■ WHAT YOU HAVE TO DO
Write out all of the data without omission, exactly as shown.

■ DATA SUPPLIED
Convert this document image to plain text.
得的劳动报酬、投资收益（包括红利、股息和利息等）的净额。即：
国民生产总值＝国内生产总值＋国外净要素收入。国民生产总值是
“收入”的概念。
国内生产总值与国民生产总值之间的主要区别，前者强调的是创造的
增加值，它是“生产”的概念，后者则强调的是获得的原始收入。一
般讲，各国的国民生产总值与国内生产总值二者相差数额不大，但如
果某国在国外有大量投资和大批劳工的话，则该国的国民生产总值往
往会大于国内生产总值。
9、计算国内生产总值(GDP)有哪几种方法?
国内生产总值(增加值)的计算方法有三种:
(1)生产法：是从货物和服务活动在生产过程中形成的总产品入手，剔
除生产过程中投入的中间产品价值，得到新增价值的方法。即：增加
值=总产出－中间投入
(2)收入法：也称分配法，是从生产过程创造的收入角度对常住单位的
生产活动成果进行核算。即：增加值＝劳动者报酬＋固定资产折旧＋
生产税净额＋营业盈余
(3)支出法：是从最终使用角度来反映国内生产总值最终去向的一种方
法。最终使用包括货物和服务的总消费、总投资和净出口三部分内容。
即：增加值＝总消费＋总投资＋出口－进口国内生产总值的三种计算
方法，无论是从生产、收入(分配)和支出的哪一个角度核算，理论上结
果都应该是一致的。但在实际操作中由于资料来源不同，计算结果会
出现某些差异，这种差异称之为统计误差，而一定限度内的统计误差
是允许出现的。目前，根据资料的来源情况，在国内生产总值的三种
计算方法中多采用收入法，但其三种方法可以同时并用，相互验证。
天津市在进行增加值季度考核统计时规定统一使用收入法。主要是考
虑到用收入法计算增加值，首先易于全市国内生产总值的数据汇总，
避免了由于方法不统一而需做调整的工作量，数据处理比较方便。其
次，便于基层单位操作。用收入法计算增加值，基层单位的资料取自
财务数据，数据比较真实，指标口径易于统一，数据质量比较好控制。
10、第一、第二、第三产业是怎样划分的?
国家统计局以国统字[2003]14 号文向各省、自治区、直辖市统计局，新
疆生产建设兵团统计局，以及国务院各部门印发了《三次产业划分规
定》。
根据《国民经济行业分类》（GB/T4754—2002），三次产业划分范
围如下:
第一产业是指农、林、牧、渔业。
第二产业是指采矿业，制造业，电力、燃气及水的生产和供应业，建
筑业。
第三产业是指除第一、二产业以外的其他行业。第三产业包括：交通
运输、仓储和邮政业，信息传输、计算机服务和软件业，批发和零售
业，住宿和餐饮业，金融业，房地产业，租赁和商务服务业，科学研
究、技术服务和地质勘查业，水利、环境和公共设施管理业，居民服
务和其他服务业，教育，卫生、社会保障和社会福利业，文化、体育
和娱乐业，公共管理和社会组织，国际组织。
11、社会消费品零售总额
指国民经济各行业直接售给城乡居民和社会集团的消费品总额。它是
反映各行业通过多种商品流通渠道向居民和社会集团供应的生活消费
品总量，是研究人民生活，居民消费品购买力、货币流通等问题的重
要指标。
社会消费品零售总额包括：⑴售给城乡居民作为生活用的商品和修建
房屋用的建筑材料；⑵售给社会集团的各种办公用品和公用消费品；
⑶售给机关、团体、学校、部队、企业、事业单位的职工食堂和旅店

■ ANSWER FOR THIS EXERCISE
Convert this document image to plain text.
得的劳动报酬、投资收益（包括红利、股息和利息等）的净额。即：
国民生产总值＝国内生产总值＋国外净要素收入。国民生产总值是
“收入”的概念。
国内生产总值与国民生产总值之间的主要区别，前者强调的是创造的
增加值，它是“生产”的概念，后者则强调的是获得的原始收入。一
般讲，各国的国民生产总值与国内生产总值二者相差数额不大，但如
果某国在国外有大量投资和大批劳工的话，则该国的国民生产总值往
往会大于国内生产总值。
9、计算国内生产总值(GDP)有哪几种方法?
国内生产总值(增加值)的计算方法有三种:
(1)生产法：是从货物和服务活动在生产过程中形成的总产品入手，剔
除生产过程中投入的中间产品价值，得到新增价值的方法。即：增加
值=总产出－中间投入
(2)收入法：也称分配法，是从生产过程创造的收入角度对常住单位的
生产活动成果进行核算。即：增加值＝劳动者报酬＋固定资产折旧＋
生产税净额＋营业盈余
(3)支出法：是从最终使用角度来反映国内生产总值最终去向的一种方
法。最终使用包括货物和服务的总消费、总投资和净出口三部分内容。
即：增加值＝总消费＋总投资＋出口－进口国内生产总值的三种计算
方法，无论是从生产、收入(分配)和支出的哪一个角度核算，理论上结
果都应该是一致的。但在实际操作中由于资料来源不同，计算结果会
出现某些差异，这种差异称之为统计误差，而一定限度内的统计误差
是允许出现的。目前，根据资料的来源情况，在国内生产总值的三种
计算方法中多采用收入法，但其三种方法可以同时并用，相互验证。
天津市在进行增加值季度考核统计时规定统一使用收入法。主要是考
虑到用收入法计算增加值，首先易于全市国内生产总值的数据汇总，
避免了由于方法不统一而需做调整的工作量，数据处理比较方便。其
次，便于基层单位操作。用收入法计算增加值，基层单位的资料取自
财务数据，数据比较真实，指标口径易于统一，数据质量比较好控制。
10、第一、第二、第三产业是怎样划分的?
国家统计局以国统字[2003]14 号文向各省、自治区、直辖市统计局，新
疆生产建设兵团统计局，以及国务院各部门印发了《三次产业划分规
定》。
根据《国民经济行业分类》（GB/T4754—2002），三次产业划分范
围如下:
第一产业是指农、林、牧、渔业。
第二产业是指采矿业，制造业，电力、燃气及水的生产和供应业，建
筑业。
第三产业是指除第一、二产业以外的其他行业。第三产业包括：交通
运输、仓储和邮政业，信息传输、计算机服务和软件业，批发和零售
业，住宿和餐饮业，金融业，房地产业，租赁和商务服务业，科学研
究、技术服务和地质勘查业，水利、环境和公共设施管理业，居民服
务和其他服务业，教育，卫生、社会保障和社会福利业，文化、体育
和娱乐业，公共管理和社会组织，国际组织。
11、社会消费品零售总额
指国民经济各行业直接售给城乡居民和社会集团的消费品总额。它是
反映各行业通过多种商品流通渠道向居民和社会集团供应的生活消费
品总量，是研究人民生活，居民消费品购买力、货币流通等问题的重
要指标。
社会消费品零售总额包括：⑴售给城乡居民作为生活用的商品和修建
房屋用的建筑材料；⑵售给社会集团的各种办公用品和公用消费品；
⑶售给机关、团体、学校、部队、企业、事业单位的职工食堂和旅店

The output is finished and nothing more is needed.